- **CHALLENGE**
Give the count of lines in the data that include "миллиметрах", with no other words.

───── GIVEN DATA

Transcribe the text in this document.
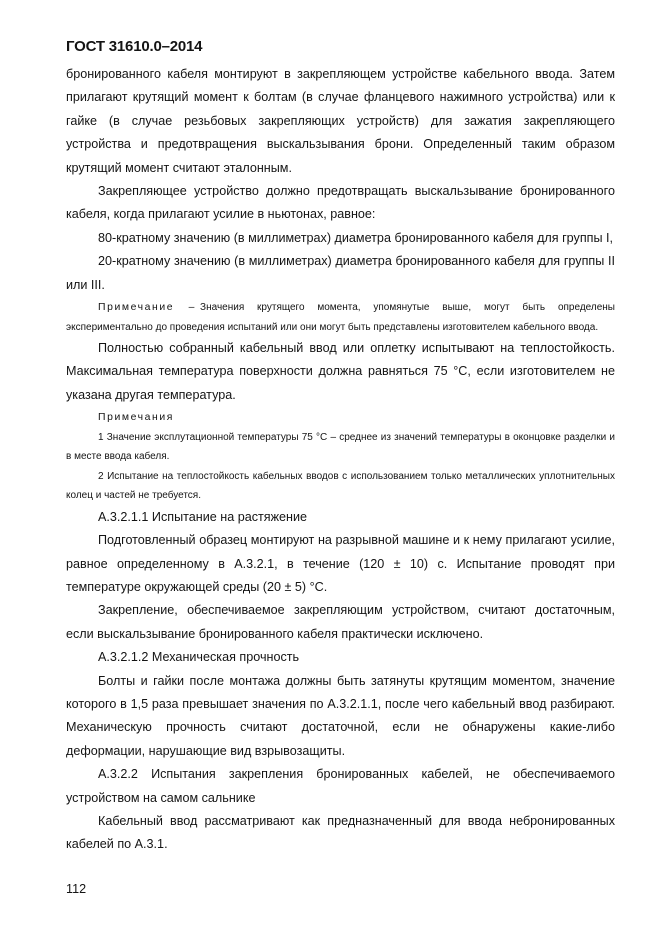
ГОСТ 31610.0–2014

бронированного кабеля монтируют в закрепляющем устройстве кабельного ввода. Затем прилагают крутящий момент к болтам (в случае фланцевого нажимного устройства) или к гайке (в случае резьбовых закрепляющих устройств) для зажатия закрепляющего устройства и предотвращения выскальзывания брони. Определенный таким образом крутящий момент считают эталонным.

Закрепляющее устройство должно предотвращать выскальзывание бронированного кабеля, когда прилагают усилие в ньютонах, равное:

80-кратному значению (в миллиметрах) диаметра бронированного кабеля для группы I,

20-кратному значению (в миллиметрах) диаметра бронированного кабеля для группы II или III.

Примечание – Значения крутящего момента, упомянутые выше, могут быть определены экспериментально до проведения испытаний или они могут быть представлены изготовителем кабельного ввода.

Полностью собранный кабельный ввод или оплетку испытывают на теплостойкость. Максимальная температура поверхности должна равняться 75 °С, если изготовителем не указана другая температура.

Примечания

1 Значение эксплутационной температуры 75 °С – среднее из значений температуры в оконцовке разделки и в месте ввода кабеля.

2 Испытание на теплостойкость кабельных вводов с использованием только металлических уплотнительных колец и частей не требуется.

А.3.2.1.1 Испытание на растяжение

Подготовленный образец монтируют на разрывной машине и к нему прилагают усилие, равное определенному в А.3.2.1, в течение (120 ± 10) с. Испытание проводят при температуре окружающей среды (20 ± 5) °С.

Закрепление, обеспечиваемое закрепляющим устройством, считают достаточным, если выскальзывание бронированного кабеля практически исключено.

А.3.2.1.2 Механическая прочность

Болты и гайки после монтажа должны быть затянуты крутящим моментом, значение которого в 1,5 раза превышает значения по А.3.2.1.1, после чего кабельный ввод разбирают. Механическую прочность считают достаточной, если не обнаружены какие-либо деформации, нарушающие вид взрывозащиты.

А.3.2.2 Испытания закрепления бронированных кабелей, не обеспечиваемого устройством на самом сальнике

Кабельный ввод рассматривают как предназначенный для ввода небронированных кабелей по А.3.1.

112
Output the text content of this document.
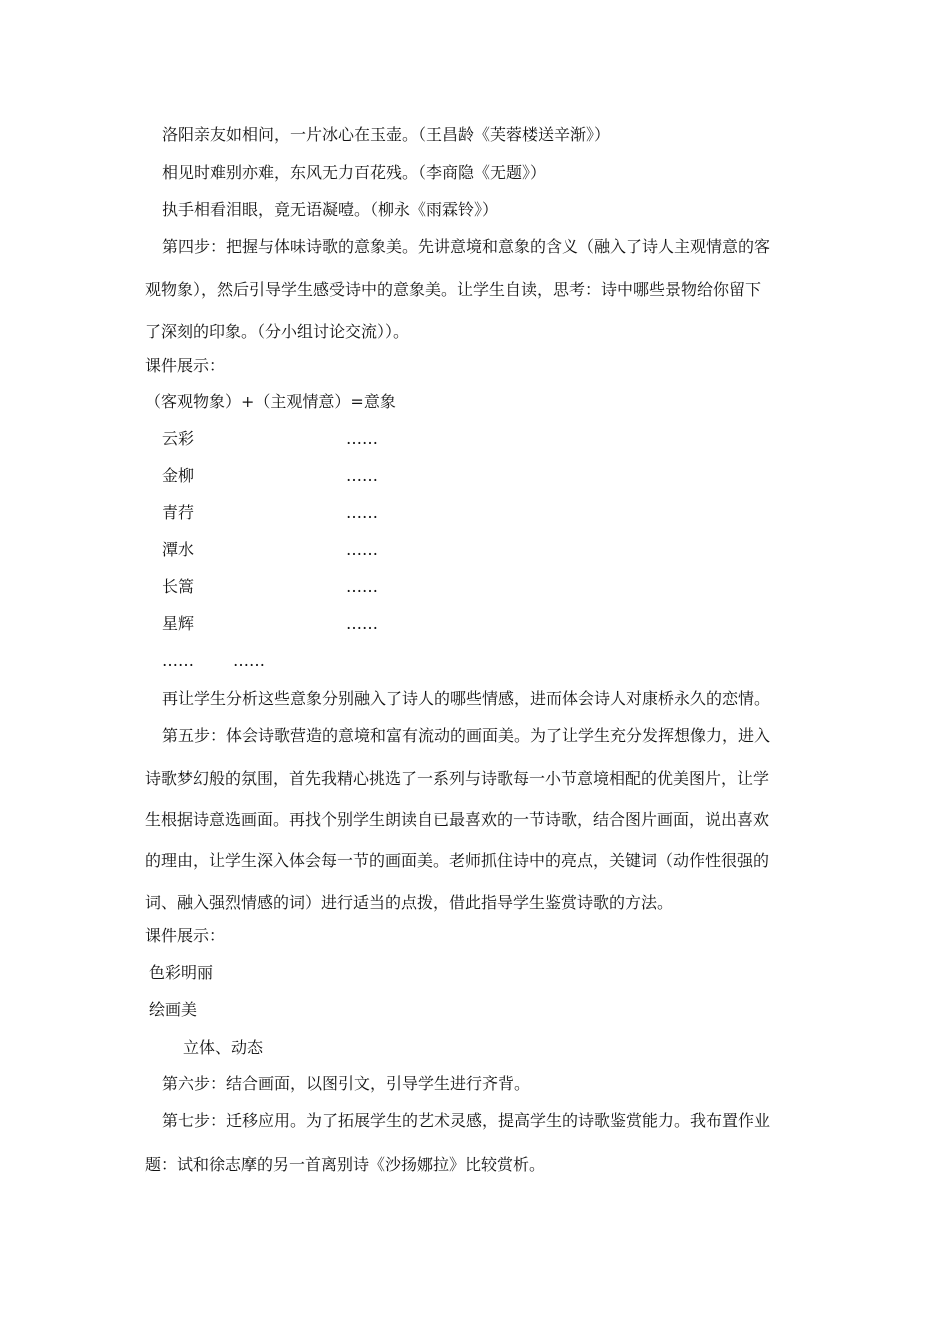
洛阳亲友如相问，一片冰心在玉壶。（王昌龄《芙蓉楼送辛渐》）
相见时难别亦难，东风无力百花残。（李商隐《无题》）
执手相看泪眼，竟无语凝噎。（柳永《雨霖铃》）
第四步：把握与体味诗歌的意象美。先讲意境和意象的含义（融入了诗人主观情意的客
观物象），然后引导学生感受诗中的意象美。让学生自读，思考：诗中哪些景物给你留下
了深刻的印象。（分小组讨论交流））。
课件展示：
（客观物象）+（主观情意）=意象
云彩	……
金柳	……
青荇	……
潭水	……
长篙	……
星辉	……
…… ……
再让学生分析这些意象分别融入了诗人的哪些情感，进而体会诗人对康桥永久的恋情。
第五步：体会诗歌营造的意境和富有流动的画面美。为了让学生充分发挥想像力，进入
诗歌梦幻般的氛围，首先我精心挑选了一系列与诗歌每一小节意境相配的优美图片，让学
生根据诗意选画面。再找个别学生朗读自已最喜欢的一节诗歌，结合图片画面，说出喜欢
的理由，让学生深入体会每一节的画面美。老师抓住诗中的亮点，关键词（动作性很强的
词、融入强烈情感的词）进行适当的点拨，借此指导学生鉴赏诗歌的方法。
课件展示：
色彩明丽
绘画美
立体、动态
第六步：结合画面，以图引文，引导学生进行齐背。
第七步：迁移应用。为了拓展学生的艺术灵感，提高学生的诗歌鉴赏能力。我布置作业
题：试和徐志摩的另一首离别诗《沙扬娜拉》比较赏析。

──────────

- **SOLVED EXERCISE**
2